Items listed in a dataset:
━━━━━━━━━━━━━━━━

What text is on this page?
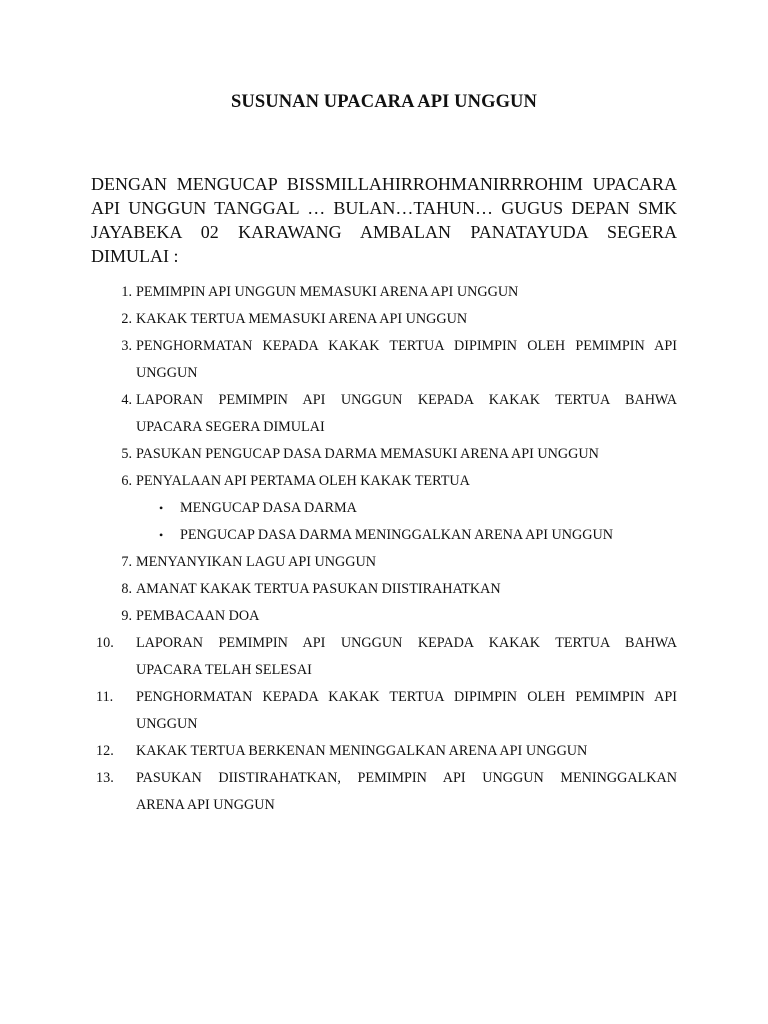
SUSUNAN UPACARA API UNGGUN
DENGAN MENGUCAP BISSMILLAHIRROHMANIRRROHIM UPACARA
API UNGGUN TANGGAL … BULAN…TAHUN… GUGUS DEPAN SMK
JAYABEKA 02 KARAWANG AMBALAN PANATAYUDA SEGERA
DIMULAI :
1. PEMIMPIN API UNGGUN MEMASUKI ARENA API UNGGUN
2. KAKAK TERTUA MEMASUKI ARENA API UNGGUN
3. PENGHORMATAN KEPADA KAKAK TERTUA DIPIMPIN OLEH PEMIMPIN API
UNGGUN
4. LAPORAN PEMIMPIN API UNGGUN KEPADA KAKAK TERTUA BAHWA
UPACARA SEGERA DIMULAI
5. PASUKAN PENGUCAP DASA DARMA MEMASUKI ARENA API UNGGUN
6. PENYALAAN API PERTAMA OLEH KAKAK TERTUA
• MENGUCAP DASA DARMA
• PENGUCAP DASA DARMA MENINGGALKAN ARENA API UNGGUN
7. MENYANYIKAN LAGU API UNGGUN
8. AMANAT KAKAK TERTUA PASUKAN DIISTIRAHATKAN
9. PEMBACAAN DOA
10.	LAPORAN PEMIMPIN API UNGGUN KEPADA KAKAK TERTUA BAHWA
UPACARA TELAH SELESAI
11.	PENGHORMATAN KEPADA KAKAK TERTUA DIPIMPIN OLEH PEMIMPIN API
UNGGUN
12.	KAKAK TERTUA BERKENAN MENINGGALKAN ARENA API UNGGUN
13.	PASUKAN DIISTIRAHATKAN, PEMIMPIN API UNGGUN MENINGGALKAN
ARENA API UNGGUN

━━━━━━━━━━━━━━━━

• [Problem]
Return all of the entries word for word, but omit the pictures.

• [Full answer]
What text is on this page?
SUSUNAN UPACARA API UNGGUN
DENGAN MENGUCAP BISSMILLAHIRROHMANIRRROHIM UPACARA
API UNGGUN TANGGAL … BULAN…TAHUN… GUGUS DEPAN SMK
JAYABEKA 02 KARAWANG AMBALAN PANATAYUDA SEGERA
DIMULAI :
1. PEMIMPIN API UNGGUN MEMASUKI ARENA API UNGGUN
2. KAKAK TERTUA MEMASUKI ARENA API UNGGUN
3. PENGHORMATAN KEPADA KAKAK TERTUA DIPIMPIN OLEH PEMIMPIN API
UNGGUN
4. LAPORAN PEMIMPIN API UNGGUN KEPADA KAKAK TERTUA BAHWA
UPACARA SEGERA DIMULAI
5. PASUKAN PENGUCAP DASA DARMA MEMASUKI ARENA API UNGGUN
6. PENYALAAN API PERTAMA OLEH KAKAK TERTUA
• MENGUCAP DASA DARMA
• PENGUCAP DASA DARMA MENINGGALKAN ARENA API UNGGUN
7. MENYANYIKAN LAGU API UNGGUN
8. AMANAT KAKAK TERTUA PASUKAN DIISTIRAHATKAN
9. PEMBACAAN DOA
10.	LAPORAN PEMIMPIN API UNGGUN KEPADA KAKAK TERTUA BAHWA
UPACARA TELAH SELESAI
11.	PENGHORMATAN KEPADA KAKAK TERTUA DIPIMPIN OLEH PEMIMPIN API
UNGGUN
12.	KAKAK TERTUA BERKENAN MENINGGALKAN ARENA API UNGGUN
13.	PASUKAN DIISTIRAHATKAN, PEMIMPIN API UNGGUN MENINGGALKAN
ARENA API UNGGUN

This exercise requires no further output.